[READING TEXT]:
The Denver City Council’s 10-2 vote to authorize 19 more police officers next year is a classic example of the old political principle: Fire, ready, aim.

The fact that the council voted to hire the new recruits without having any clear idea of whether they’re needed or how they would be used is bad enough.

Worse is the decision to ignore the city’s fiscal fragility and fund them out of reserve funds that can’t be counted upon for ongoing obligations. The $612,102 cost authorized by the council for 2006 will nearly double in 2007 when the new hires will then be on the payroll for the whole year. By 2010, rising seniority and normal wage increases will raise the cost of the 19 positions to $1.7 million, nearly triple what the council voted to authorize Monday.

Mayor John Hickenlooper should veto this act of political grandstanding. The murmurs we hear from the mayor’s office suggest he probably won’t, preferring to keep his relations with the council amicable. We understand the impulse toward amity, but staying on good terms with the council isn’t always in the interest of the taxpayers.

Fortunately, Hickenlooper doesn’t really have to veto the council action – he can just ignore it. The council’s vote to authorize 19 more officers is just that – authorization. It doesn’t mean the mayor has to do it.

[GIVEN INSTRUCTION A]:
Output the entries verbatim, from their first line through the line holding "lunch-row (117, 423, 1007, 447)", both of those lines included.
The editorial and the entries after it have no connection to each other.

[RECORDED DATA]:

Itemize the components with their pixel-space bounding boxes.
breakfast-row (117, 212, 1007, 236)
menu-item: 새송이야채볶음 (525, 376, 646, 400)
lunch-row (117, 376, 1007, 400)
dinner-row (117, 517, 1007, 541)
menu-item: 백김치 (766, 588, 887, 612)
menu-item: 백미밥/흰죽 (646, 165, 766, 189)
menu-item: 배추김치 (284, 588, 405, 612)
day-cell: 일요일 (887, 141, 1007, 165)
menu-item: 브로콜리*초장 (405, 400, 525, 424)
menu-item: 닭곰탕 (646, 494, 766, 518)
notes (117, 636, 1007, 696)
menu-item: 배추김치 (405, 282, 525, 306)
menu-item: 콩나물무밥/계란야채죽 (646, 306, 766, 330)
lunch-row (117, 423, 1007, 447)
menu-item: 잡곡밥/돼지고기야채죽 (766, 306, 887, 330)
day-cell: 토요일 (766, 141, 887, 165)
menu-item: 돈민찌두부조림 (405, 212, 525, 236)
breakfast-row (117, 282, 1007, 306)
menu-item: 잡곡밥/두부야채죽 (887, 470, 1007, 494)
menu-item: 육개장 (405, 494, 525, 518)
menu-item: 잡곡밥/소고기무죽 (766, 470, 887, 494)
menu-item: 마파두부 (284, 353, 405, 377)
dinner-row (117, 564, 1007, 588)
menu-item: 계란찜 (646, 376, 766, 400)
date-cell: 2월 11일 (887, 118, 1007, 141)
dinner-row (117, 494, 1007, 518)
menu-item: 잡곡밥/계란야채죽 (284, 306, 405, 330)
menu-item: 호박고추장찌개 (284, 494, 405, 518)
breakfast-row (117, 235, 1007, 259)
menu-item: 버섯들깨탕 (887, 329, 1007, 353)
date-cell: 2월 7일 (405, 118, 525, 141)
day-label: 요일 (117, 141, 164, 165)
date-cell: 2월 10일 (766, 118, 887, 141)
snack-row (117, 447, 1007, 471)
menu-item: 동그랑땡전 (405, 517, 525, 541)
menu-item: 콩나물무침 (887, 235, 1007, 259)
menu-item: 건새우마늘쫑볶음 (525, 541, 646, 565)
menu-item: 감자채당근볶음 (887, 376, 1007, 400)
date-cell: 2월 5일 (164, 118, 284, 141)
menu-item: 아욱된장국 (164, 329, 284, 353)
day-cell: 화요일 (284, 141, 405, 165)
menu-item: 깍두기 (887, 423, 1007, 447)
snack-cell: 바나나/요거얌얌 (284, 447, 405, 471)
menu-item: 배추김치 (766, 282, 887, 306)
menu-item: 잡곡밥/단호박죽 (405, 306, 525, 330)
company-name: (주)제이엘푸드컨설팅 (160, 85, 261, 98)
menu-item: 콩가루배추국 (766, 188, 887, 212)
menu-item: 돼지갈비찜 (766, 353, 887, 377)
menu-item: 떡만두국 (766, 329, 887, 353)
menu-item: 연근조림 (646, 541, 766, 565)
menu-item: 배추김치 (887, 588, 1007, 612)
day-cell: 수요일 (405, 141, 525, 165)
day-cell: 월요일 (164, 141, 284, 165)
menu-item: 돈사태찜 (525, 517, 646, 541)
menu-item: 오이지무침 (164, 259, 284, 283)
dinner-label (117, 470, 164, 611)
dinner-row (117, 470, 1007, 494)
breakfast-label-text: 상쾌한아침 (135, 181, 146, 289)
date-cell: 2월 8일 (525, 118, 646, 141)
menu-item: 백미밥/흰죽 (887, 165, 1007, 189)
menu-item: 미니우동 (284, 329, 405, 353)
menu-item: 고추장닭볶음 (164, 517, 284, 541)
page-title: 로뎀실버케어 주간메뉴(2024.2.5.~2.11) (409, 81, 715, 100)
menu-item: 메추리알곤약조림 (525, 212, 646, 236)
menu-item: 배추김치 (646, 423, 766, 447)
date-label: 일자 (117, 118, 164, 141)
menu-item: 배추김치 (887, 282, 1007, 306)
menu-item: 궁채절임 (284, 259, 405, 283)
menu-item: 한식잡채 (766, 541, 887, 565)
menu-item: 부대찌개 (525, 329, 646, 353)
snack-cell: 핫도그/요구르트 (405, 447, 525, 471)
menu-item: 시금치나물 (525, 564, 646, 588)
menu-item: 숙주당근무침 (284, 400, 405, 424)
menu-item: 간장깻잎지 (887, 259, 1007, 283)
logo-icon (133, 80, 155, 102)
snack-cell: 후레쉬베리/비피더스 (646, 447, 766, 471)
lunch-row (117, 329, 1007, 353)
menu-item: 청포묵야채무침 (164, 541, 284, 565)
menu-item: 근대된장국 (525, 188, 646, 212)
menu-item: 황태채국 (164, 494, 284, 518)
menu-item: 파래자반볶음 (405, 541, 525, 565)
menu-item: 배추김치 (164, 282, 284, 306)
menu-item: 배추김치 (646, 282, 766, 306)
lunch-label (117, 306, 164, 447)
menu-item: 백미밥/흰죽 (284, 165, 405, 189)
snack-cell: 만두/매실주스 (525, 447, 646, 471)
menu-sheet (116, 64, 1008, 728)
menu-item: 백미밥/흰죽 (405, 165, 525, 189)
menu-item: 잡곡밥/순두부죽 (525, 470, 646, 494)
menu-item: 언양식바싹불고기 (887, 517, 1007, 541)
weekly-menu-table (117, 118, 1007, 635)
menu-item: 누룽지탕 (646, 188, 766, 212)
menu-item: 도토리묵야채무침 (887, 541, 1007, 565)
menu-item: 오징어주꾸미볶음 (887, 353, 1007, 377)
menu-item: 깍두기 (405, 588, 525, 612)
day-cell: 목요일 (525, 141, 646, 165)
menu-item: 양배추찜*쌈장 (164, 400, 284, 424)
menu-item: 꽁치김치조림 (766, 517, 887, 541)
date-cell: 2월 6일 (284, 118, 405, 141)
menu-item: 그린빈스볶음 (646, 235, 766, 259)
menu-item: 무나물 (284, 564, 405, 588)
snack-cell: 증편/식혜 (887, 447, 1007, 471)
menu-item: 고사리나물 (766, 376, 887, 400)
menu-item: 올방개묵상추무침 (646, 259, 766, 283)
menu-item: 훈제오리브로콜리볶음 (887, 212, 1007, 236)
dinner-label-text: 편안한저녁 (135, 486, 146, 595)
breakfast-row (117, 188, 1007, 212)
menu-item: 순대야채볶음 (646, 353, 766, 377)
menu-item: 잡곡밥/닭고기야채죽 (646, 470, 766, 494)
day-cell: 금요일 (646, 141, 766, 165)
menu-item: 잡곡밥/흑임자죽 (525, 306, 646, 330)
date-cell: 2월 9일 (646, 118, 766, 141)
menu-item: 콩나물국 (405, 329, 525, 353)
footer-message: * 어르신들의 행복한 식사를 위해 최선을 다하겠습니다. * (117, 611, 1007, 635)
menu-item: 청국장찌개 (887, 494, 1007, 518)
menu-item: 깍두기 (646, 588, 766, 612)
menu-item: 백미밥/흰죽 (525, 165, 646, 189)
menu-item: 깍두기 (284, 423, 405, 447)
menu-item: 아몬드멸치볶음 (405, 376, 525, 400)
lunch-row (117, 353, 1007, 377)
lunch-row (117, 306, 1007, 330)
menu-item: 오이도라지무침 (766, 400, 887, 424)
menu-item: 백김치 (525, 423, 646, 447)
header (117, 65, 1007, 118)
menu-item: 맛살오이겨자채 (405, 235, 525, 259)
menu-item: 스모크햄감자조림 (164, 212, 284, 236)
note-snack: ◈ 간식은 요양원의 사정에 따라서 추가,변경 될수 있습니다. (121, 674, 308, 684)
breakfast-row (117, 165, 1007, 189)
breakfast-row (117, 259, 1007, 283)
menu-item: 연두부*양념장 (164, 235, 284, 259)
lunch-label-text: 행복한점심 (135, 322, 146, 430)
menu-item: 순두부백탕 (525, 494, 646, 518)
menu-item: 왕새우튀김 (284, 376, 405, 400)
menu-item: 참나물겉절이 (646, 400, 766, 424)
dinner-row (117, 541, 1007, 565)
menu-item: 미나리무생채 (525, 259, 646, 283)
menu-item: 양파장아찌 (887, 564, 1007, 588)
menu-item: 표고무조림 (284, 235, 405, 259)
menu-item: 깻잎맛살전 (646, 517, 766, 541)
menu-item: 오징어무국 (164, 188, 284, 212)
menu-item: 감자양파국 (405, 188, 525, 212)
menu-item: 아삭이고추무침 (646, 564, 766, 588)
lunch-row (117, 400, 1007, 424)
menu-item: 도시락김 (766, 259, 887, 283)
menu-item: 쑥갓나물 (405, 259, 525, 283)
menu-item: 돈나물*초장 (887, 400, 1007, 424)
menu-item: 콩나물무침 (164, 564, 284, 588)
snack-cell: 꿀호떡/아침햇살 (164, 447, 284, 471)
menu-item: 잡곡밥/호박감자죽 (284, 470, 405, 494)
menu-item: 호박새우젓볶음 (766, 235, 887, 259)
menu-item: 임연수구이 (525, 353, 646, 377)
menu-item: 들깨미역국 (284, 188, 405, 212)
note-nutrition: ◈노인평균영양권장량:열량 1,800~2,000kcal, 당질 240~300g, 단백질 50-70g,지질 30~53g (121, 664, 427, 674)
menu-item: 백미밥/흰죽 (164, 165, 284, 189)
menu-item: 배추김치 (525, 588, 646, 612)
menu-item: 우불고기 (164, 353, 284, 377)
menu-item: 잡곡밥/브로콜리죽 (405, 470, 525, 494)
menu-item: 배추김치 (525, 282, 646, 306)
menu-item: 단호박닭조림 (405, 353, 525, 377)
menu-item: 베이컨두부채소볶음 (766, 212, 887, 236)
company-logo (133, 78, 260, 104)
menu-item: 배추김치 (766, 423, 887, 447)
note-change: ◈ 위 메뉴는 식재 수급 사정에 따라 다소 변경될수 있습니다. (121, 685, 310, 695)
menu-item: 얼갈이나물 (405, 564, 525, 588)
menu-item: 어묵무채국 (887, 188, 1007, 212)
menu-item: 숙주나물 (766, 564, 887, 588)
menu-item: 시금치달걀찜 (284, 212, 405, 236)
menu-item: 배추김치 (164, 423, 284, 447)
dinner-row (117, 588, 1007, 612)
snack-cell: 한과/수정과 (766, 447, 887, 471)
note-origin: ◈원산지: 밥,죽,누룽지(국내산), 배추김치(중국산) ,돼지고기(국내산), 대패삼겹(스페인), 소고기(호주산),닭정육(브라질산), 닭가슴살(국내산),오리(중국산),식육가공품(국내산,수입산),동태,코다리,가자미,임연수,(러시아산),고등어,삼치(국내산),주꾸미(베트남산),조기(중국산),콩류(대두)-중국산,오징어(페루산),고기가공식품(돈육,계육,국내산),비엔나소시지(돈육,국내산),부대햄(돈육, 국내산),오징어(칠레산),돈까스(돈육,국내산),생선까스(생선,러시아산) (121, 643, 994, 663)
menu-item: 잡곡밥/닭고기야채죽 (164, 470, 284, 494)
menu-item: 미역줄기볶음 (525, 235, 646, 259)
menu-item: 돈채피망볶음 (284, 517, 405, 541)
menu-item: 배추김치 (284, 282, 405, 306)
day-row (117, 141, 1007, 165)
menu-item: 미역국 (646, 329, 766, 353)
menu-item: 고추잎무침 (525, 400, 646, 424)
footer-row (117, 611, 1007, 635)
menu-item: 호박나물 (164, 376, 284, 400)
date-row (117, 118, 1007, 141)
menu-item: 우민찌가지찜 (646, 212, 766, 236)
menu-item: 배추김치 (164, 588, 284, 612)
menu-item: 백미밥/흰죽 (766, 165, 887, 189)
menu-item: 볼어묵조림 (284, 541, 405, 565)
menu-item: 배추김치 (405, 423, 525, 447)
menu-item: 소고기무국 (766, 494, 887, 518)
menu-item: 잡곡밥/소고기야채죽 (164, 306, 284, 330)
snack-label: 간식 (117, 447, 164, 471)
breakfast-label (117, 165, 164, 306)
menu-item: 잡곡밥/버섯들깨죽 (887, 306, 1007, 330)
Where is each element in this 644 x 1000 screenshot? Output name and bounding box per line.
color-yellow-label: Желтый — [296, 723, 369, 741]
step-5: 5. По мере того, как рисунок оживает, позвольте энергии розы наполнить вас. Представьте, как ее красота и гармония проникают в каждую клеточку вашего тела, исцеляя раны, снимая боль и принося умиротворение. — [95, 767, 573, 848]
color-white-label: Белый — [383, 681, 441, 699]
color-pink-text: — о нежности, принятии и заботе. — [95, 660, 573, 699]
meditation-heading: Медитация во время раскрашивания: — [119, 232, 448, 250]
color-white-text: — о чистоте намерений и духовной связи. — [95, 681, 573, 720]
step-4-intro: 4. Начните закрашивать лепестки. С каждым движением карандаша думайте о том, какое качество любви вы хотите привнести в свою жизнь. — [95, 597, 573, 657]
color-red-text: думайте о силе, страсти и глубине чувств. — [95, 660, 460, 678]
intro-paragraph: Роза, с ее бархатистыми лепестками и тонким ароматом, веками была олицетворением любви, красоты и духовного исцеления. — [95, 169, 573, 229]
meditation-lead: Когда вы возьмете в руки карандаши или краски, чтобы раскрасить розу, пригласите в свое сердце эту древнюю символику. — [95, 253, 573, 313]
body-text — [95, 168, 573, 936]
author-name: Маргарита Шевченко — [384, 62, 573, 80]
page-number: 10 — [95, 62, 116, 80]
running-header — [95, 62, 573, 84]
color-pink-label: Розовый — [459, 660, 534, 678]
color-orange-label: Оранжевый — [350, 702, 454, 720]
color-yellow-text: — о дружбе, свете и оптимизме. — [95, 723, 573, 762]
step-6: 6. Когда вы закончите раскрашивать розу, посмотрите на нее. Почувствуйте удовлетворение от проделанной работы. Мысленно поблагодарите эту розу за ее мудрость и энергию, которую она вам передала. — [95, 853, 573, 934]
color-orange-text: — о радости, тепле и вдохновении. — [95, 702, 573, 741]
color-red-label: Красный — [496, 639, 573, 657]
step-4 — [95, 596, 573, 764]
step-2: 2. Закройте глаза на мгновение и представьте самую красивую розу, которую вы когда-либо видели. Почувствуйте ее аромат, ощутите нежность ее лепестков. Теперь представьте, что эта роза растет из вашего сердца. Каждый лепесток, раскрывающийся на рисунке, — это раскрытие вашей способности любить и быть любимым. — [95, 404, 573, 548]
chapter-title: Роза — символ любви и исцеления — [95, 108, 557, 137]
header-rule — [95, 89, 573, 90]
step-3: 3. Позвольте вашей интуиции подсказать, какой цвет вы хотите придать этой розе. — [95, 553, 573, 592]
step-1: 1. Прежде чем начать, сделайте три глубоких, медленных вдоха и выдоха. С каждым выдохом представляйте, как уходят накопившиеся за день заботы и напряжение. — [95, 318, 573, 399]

[GIVEN INSTRUCTION B]:
According to the editorial, what will the 19 police positions cost by 2010?

[OUTPUT A]:
Itemize the components with their pixel-space bounding boxes.
breakfast-row (117, 212, 1007, 236)
menu-item: 새송이야채볶음 (525, 376, 646, 400)
lunch-row (117, 376, 1007, 400)
dinner-row (117, 517, 1007, 541)
menu-item: 백김치 (766, 588, 887, 612)
menu-item: 백미밥/흰죽 (646, 165, 766, 189)
menu-item: 배추김치 (284, 588, 405, 612)
day-cell: 일요일 (887, 141, 1007, 165)
menu-item: 브로콜리*초장 (405, 400, 525, 424)
menu-item: 닭곰탕 (646, 494, 766, 518)
notes (117, 636, 1007, 696)
menu-item: 배추김치 (405, 282, 525, 306)
menu-item: 콩나물무밥/계란야채죽 (646, 306, 766, 330)
lunch-row (117, 423, 1007, 447)

[OUTPUT B]:
$1.7 million